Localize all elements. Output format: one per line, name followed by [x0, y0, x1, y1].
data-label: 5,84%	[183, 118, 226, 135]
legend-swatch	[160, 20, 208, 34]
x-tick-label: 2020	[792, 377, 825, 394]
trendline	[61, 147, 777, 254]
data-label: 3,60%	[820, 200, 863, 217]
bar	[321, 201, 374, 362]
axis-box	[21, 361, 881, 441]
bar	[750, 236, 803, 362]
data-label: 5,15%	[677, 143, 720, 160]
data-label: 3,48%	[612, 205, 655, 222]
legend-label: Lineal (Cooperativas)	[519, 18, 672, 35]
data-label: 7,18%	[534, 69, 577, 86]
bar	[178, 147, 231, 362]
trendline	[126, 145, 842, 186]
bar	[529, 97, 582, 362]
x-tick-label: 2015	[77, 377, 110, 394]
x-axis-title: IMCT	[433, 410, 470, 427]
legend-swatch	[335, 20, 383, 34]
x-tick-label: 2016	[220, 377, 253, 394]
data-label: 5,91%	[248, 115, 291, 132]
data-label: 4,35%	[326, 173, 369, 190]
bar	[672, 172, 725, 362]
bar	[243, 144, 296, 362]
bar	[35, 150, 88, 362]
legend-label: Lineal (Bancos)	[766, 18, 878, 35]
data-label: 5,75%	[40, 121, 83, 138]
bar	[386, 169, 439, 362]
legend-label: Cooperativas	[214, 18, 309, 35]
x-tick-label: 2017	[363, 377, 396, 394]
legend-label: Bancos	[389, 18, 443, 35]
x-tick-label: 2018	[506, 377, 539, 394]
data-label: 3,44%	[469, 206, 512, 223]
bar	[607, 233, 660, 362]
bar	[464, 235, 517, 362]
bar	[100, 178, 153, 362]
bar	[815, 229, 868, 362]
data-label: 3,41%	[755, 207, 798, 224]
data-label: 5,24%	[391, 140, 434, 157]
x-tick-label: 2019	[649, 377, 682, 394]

::::

## Short exercise
Count the lines of the records above that contain the string "Bancos", and give only the number.

## Answer
2